Data excerpts:

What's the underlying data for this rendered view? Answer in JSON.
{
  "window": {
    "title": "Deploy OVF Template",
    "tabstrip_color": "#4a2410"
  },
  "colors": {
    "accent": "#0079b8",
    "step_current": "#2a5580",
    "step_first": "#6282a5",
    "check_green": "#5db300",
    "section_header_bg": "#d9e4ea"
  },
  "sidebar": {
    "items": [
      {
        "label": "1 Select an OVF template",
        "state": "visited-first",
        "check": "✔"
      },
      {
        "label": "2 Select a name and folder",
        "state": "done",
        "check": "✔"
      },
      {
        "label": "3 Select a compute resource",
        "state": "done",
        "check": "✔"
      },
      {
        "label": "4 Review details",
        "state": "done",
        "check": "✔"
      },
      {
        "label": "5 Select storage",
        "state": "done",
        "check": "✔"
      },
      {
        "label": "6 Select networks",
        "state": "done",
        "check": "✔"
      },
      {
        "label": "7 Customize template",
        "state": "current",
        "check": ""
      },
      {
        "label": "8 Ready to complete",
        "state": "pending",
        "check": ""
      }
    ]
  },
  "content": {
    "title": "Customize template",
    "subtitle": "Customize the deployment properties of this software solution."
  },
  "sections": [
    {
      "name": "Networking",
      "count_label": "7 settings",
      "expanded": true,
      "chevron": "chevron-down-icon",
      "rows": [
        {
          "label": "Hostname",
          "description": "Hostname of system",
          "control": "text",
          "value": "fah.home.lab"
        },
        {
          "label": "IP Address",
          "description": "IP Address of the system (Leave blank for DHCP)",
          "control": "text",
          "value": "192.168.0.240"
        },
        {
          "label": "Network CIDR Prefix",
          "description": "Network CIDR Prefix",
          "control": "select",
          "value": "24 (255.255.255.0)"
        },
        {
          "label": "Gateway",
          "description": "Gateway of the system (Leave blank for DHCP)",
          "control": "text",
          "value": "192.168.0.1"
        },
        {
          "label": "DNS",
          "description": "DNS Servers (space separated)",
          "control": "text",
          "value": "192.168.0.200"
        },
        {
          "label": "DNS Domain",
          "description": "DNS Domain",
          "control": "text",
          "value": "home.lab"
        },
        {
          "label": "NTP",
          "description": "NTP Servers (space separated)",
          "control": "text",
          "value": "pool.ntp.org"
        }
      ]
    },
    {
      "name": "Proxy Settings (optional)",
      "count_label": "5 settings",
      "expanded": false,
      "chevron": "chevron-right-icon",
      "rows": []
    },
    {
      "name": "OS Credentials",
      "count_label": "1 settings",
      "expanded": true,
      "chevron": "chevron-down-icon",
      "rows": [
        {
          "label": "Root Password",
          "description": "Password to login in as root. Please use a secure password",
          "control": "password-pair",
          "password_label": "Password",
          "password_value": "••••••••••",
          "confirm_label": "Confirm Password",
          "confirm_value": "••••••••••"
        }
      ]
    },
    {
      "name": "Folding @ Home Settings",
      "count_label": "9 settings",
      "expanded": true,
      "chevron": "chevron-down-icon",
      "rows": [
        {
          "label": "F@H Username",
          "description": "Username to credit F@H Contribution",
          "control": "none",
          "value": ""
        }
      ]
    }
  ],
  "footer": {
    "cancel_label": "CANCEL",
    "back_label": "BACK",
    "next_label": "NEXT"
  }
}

Task to complete
Write an exact transcription of every entry above.

Written solution
What's the underlying data for this rendered view? Answer in JSON.
{
  "window": {
    "title": "Deploy OVF Template",
    "tabstrip_color": "#4a2410"
  },
  "colors": {
    "accent": "#0079b8",
    "step_current": "#2a5580",
    "step_first": "#6282a5",
    "check_green": "#5db300",
    "section_header_bg": "#d9e4ea"
  },
  "sidebar": {
    "items": [
      {
        "label": "1 Select an OVF template",
        "state": "visited-first",
        "check": "✔"
      },
      {
        "label": "2 Select a name and folder",
        "state": "done",
        "check": "✔"
      },
      {
        "label": "3 Select a compute resource",
        "state": "done",
        "check": "✔"
      },
      {
        "label": "4 Review details",
        "state": "done",
        "check": "✔"
      },
      {
        "label": "5 Select storage",
        "state": "done",
        "check": "✔"
      },
      {
        "label": "6 Select networks",
        "state": "done",
        "check": "✔"
      },
      {
        "label": "7 Customize template",
        "state": "current",
        "check": ""
      },
      {
        "label": "8 Ready to complete",
        "state": "pending",
        "check": ""
      }
    ]
  },
  "content": {
    "title": "Customize template",
    "subtitle": "Customize the deployment properties of this software solution."
  },
  "sections": [
    {
      "name": "Networking",
      "count_label": "7 settings",
      "expanded": true,
      "chevron": "chevron-down-icon",
      "rows": [
        {
          "label": "Hostname",
          "description": "Hostname of system",
          "control": "text",
          "value": "fah.home.lab"
        },
        {
          "label": "IP Address",
          "description": "IP Address of the system (Leave blank for DHCP)",
          "control": "text",
          "value": "192.168.0.240"
        },
        {
          "label": "Network CIDR Prefix",
          "description": "Network CIDR Prefix",
          "control": "select",
          "value": "24 (255.255.255.0)"
        },
        {
          "label": "Gateway",
          "description": "Gateway of the system (Leave blank for DHCP)",
          "control": "text",
          "value": "192.168.0.1"
        },
        {
          "label": "DNS",
          "description": "DNS Servers (space separated)",
          "control": "text",
          "value": "192.168.0.200"
        },
        {
          "label": "DNS Domain",
          "description": "DNS Domain",
          "control": "text",
          "value": "home.lab"
        },
        {
          "label": "NTP",
          "description": "NTP Servers (space separated)",
          "control": "text",
          "value": "pool.ntp.org"
        }
      ]
    },
    {
      "name": "Proxy Settings (optional)",
      "count_label": "5 settings",
      "expanded": false,
      "chevron": "chevron-right-icon",
      "rows": []
    },
    {
      "name": "OS Credentials",
      "count_label": "1 settings",
      "expanded": true,
      "chevron": "chevron-down-icon",
      "rows": [
        {
          "label": "Root Password",
          "description": "Password to login in as root. Please use a secure password",
          "control": "password-pair",
          "password_label": "Password",
          "password_value": "••••••••••",
          "confirm_label": "Confirm Password",
          "confirm_value": "••••••••••"
        }
      ]
    },
    {
      "name": "Folding @ Home Settings",
      "count_label": "9 settings",
      "expanded": true,
      "chevron": "chevron-down-icon",
      "rows": [
        {
          "label": "F@H Username",
          "description": "Username to credit F@H Contribution",
          "control": "none",
          "value": ""
        }
      ]
    }
  ],
  "footer": {
    "cancel_label": "CANCEL",
    "back_label": "BACK",
    "next_label": "NEXT"
  }
}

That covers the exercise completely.